--- start of INPUT ---

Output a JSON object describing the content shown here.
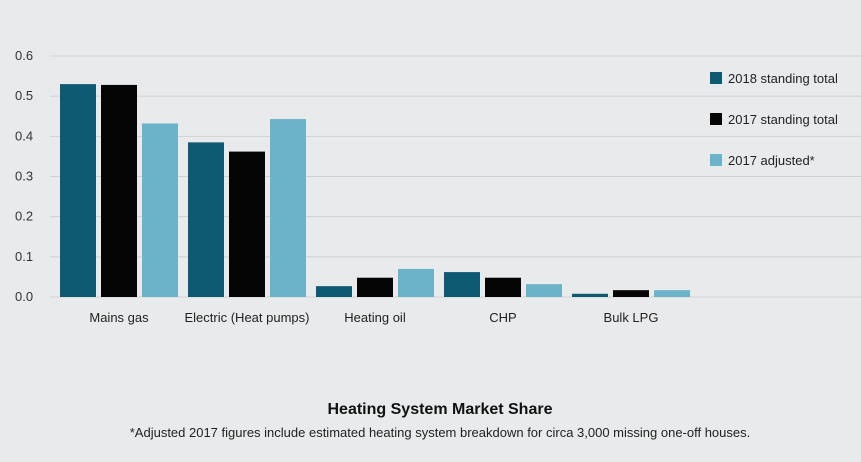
{
  "colors": {
    "background": "#e9eaeb",
    "grid": "#cfd2d4"
  },
  "chart_data": {
    "type": "bar",
    "title": "Heating System Market Share",
    "footnote": "*Adjusted 2017 figures include estimated heating system breakdown for circa 3,000 missing one-off houses.",
    "xlabel": "",
    "ylabel": "",
    "ylim": [
      0,
      0.6
    ],
    "yticks": [
      "0.0",
      "0.1",
      "0.2",
      "0.3",
      "0.4",
      "0.5",
      "0.6"
    ],
    "grid": true,
    "legend_position": "right",
    "categories": [
      "Mains gas",
      "Electric (Heat pumps)",
      "Heating oil",
      "CHP",
      "Bulk LPG"
    ],
    "series": [
      {
        "name": "2018 standing total",
        "color": "#0e5a72",
        "values": [
          0.53,
          0.385,
          0.027,
          0.062,
          0.008
        ]
      },
      {
        "name": "2017 standing total",
        "color": "#050505",
        "values": [
          0.528,
          0.362,
          0.048,
          0.048,
          0.017
        ]
      },
      {
        "name": "2017 adjusted*",
        "color": "#6bb3c9",
        "values": [
          0.432,
          0.443,
          0.07,
          0.032,
          0.017
        ]
      }
    ]
  }
}
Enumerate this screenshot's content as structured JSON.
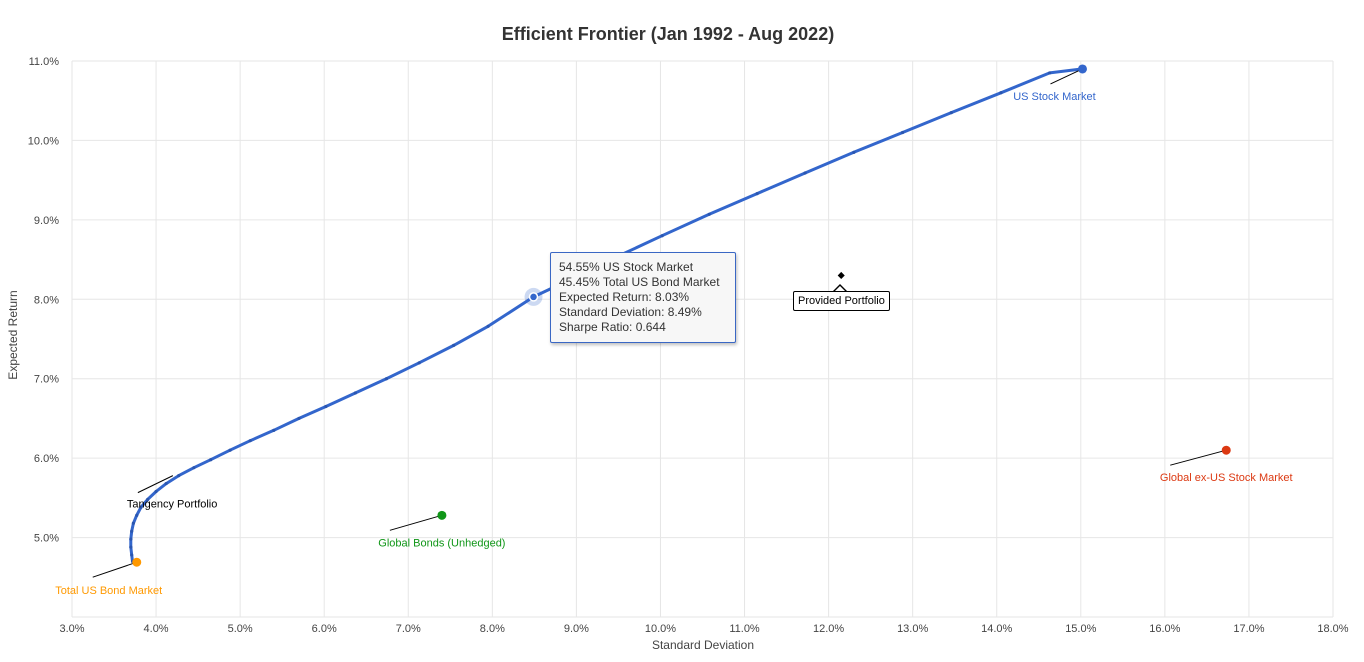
{
  "chart_data": {
    "type": "scatter",
    "title": "Efficient Frontier (Jan 1992 - Aug 2022)",
    "xlabel": "Standard Deviation",
    "ylabel": "Expected Return",
    "xlim": [
      3.0,
      18.0
    ],
    "ylim": [
      4.0,
      11.0
    ],
    "x_ticks": [
      "3.0%",
      "4.0%",
      "5.0%",
      "6.0%",
      "7.0%",
      "8.0%",
      "9.0%",
      "10.0%",
      "11.0%",
      "12.0%",
      "13.0%",
      "14.0%",
      "15.0%",
      "16.0%",
      "17.0%",
      "18.0%"
    ],
    "y_ticks": [
      "5.0%",
      "6.0%",
      "7.0%",
      "8.0%",
      "9.0%",
      "10.0%",
      "11.0%"
    ],
    "grid": true,
    "frontier": {
      "color": "#3366cc",
      "x": [
        3.72,
        3.71,
        3.7,
        3.7,
        3.71,
        3.73,
        3.77,
        3.82,
        3.9,
        4.0,
        4.12,
        4.27,
        4.45,
        4.65,
        4.88,
        5.12,
        5.4,
        5.7,
        6.02,
        6.37,
        6.74,
        7.13,
        7.54,
        7.95,
        8.49,
        8.93,
        9.47,
        10.02,
        10.58,
        11.15,
        11.72,
        12.3,
        12.88,
        13.46,
        14.05,
        14.63,
        15.02
      ],
      "y": [
        4.7,
        4.78,
        4.88,
        4.98,
        5.08,
        5.18,
        5.28,
        5.38,
        5.48,
        5.58,
        5.68,
        5.78,
        5.88,
        5.98,
        6.1,
        6.22,
        6.35,
        6.5,
        6.65,
        6.82,
        7.0,
        7.2,
        7.42,
        7.66,
        8.03,
        8.25,
        8.53,
        8.8,
        9.07,
        9.33,
        9.59,
        9.85,
        10.1,
        10.35,
        10.6,
        10.85,
        10.9
      ]
    },
    "points": [
      {
        "name": "US Stock Market",
        "x": 15.02,
        "y": 10.9,
        "color": "#3366cc"
      },
      {
        "name": "Total US Bond Market",
        "x": 3.77,
        "y": 4.69,
        "color": "#ff9900"
      },
      {
        "name": "Global Bonds (Unhedged)",
        "x": 7.4,
        "y": 5.28,
        "color": "#109618"
      },
      {
        "name": "Global ex-US Stock Market",
        "x": 16.73,
        "y": 6.1,
        "color": "#dc3912"
      },
      {
        "name": "Provided Portfolio",
        "x": 12.15,
        "y": 8.3,
        "color": "#000000"
      }
    ],
    "tangency_label": "Tangency Portfolio",
    "tangency_point": {
      "x": 4.2,
      "y": 5.78
    },
    "highlight": {
      "x": 8.49,
      "y": 8.03
    }
  },
  "tooltip": {
    "line1": "54.55% US Stock Market",
    "line2": "45.45% Total US Bond Market",
    "line3": "Expected Return: 8.03%",
    "line4": "Standard Deviation: 8.49%",
    "line5": "Sharpe Ratio: 0.644"
  },
  "callout": {
    "label": "Provided Portfolio"
  }
}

--- end of INPUT ---

● **BRIEF**:
From the material above, copy each line that includes the word "Return".

● **ANSWER TO THIS TASK**:
    "ylabel": "Expected Return",
    "line3": "Expected Return: 8.03%",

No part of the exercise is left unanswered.